• GOAL
Identify each line in the records below that contains the word "profil", and copy it.

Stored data
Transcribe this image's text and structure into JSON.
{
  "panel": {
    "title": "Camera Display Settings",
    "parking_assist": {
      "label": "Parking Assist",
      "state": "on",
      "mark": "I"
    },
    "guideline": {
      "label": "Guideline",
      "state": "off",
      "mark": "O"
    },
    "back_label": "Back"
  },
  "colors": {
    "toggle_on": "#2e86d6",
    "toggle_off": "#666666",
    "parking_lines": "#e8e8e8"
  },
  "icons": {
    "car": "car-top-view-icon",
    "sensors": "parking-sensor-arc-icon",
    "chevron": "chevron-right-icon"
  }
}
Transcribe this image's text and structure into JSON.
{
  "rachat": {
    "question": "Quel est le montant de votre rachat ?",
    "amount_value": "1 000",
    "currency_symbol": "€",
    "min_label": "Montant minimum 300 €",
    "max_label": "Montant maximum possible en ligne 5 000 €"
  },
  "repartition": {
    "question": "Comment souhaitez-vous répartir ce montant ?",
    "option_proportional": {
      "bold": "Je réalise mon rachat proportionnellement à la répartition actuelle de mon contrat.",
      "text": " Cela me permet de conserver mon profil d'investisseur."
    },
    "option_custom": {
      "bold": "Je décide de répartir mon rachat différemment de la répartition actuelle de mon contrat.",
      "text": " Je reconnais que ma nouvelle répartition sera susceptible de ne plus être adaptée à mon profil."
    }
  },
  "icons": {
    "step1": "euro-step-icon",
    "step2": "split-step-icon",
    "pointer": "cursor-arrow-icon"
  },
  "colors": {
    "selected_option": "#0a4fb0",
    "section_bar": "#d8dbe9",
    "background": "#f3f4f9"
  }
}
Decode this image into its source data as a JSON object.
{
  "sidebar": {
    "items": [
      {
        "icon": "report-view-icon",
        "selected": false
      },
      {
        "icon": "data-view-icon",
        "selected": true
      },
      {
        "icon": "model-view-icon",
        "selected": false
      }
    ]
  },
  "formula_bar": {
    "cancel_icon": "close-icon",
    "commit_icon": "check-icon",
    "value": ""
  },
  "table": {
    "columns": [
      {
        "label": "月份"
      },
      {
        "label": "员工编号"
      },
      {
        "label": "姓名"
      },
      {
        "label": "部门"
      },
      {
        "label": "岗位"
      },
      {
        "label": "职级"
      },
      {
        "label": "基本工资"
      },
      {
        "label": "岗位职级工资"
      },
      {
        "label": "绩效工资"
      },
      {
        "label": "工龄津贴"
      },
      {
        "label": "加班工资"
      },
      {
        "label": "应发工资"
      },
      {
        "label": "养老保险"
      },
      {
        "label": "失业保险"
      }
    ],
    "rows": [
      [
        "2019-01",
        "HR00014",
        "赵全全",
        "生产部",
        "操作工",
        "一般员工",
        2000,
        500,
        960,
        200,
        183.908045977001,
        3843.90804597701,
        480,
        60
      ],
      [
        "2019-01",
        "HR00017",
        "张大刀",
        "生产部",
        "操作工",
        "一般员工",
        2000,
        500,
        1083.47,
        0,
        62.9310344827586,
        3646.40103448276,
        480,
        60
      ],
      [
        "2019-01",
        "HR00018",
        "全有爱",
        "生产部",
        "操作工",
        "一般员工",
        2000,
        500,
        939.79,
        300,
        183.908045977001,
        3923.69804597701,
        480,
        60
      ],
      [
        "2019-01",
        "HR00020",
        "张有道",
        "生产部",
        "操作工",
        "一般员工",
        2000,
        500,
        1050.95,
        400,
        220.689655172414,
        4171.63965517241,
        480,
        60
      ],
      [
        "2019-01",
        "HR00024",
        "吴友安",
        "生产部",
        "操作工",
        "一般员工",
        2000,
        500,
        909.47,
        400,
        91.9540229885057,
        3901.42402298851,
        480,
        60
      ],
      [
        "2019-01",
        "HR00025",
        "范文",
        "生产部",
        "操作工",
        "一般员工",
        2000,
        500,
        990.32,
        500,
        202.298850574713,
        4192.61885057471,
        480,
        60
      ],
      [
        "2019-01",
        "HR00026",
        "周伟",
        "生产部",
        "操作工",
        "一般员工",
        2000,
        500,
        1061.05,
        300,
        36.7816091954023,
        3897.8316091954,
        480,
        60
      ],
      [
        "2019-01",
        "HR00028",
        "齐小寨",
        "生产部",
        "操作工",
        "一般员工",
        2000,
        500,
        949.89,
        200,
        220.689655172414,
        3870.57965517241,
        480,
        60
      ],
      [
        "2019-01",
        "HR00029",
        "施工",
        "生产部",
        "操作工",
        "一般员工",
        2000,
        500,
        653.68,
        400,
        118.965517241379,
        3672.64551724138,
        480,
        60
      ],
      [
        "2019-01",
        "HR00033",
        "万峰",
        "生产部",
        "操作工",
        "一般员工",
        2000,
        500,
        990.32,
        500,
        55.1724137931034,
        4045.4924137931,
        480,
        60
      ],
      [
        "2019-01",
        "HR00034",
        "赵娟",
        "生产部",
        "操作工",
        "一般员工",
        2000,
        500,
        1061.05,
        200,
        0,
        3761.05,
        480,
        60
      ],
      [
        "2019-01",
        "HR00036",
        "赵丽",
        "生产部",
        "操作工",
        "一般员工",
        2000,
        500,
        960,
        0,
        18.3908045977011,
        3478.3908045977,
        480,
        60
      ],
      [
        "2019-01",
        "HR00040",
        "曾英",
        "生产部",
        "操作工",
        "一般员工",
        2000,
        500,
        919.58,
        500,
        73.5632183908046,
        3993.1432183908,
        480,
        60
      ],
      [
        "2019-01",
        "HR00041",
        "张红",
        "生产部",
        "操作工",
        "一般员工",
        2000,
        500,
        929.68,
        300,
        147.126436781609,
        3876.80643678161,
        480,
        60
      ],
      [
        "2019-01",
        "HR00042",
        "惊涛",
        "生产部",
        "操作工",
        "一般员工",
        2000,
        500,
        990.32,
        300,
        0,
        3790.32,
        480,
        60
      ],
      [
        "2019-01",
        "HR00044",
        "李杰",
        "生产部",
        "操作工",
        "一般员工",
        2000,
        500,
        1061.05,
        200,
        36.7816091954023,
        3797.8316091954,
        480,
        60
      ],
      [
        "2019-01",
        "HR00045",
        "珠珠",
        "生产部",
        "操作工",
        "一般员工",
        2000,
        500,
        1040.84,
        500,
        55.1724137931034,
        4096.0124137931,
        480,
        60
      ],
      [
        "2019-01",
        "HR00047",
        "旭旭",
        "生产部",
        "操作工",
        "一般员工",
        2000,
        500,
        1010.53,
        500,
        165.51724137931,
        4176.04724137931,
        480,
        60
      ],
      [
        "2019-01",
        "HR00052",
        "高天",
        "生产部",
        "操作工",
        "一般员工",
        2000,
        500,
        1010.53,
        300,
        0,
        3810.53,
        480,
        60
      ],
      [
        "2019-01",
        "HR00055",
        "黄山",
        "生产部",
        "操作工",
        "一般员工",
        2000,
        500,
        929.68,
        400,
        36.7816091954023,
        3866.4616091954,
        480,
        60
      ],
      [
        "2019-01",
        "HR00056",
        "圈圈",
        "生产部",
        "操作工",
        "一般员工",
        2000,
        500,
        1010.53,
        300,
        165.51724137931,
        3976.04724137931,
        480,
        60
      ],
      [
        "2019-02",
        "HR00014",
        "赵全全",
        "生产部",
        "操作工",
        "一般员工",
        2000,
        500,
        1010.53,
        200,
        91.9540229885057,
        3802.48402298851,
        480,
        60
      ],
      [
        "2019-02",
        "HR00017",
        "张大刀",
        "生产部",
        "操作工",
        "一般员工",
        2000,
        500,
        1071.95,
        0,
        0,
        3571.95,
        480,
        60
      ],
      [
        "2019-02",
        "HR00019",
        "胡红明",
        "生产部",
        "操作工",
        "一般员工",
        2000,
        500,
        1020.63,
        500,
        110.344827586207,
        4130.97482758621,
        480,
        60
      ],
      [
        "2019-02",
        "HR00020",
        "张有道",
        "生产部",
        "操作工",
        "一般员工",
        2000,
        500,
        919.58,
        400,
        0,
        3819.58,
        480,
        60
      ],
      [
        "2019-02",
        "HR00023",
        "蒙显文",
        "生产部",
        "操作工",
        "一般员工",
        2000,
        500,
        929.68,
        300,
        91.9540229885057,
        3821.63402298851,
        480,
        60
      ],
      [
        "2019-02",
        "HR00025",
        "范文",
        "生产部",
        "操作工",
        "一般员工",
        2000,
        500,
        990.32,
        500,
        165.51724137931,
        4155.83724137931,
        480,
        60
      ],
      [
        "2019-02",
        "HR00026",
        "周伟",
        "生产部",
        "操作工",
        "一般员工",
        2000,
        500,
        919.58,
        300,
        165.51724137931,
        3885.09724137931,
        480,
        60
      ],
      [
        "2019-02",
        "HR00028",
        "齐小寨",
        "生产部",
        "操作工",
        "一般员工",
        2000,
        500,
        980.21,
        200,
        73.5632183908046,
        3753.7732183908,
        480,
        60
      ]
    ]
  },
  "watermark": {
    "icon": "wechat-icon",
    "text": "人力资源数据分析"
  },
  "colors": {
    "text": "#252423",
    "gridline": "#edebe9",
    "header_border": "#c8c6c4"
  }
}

• RESPONSE TO THIS EXERCISE
      "text": " Cela me permet de conserver mon profil d'investisseur."
      "text": " Je reconnais que ma nouvelle répartition sera susceptible de ne plus être adaptée à mon profil."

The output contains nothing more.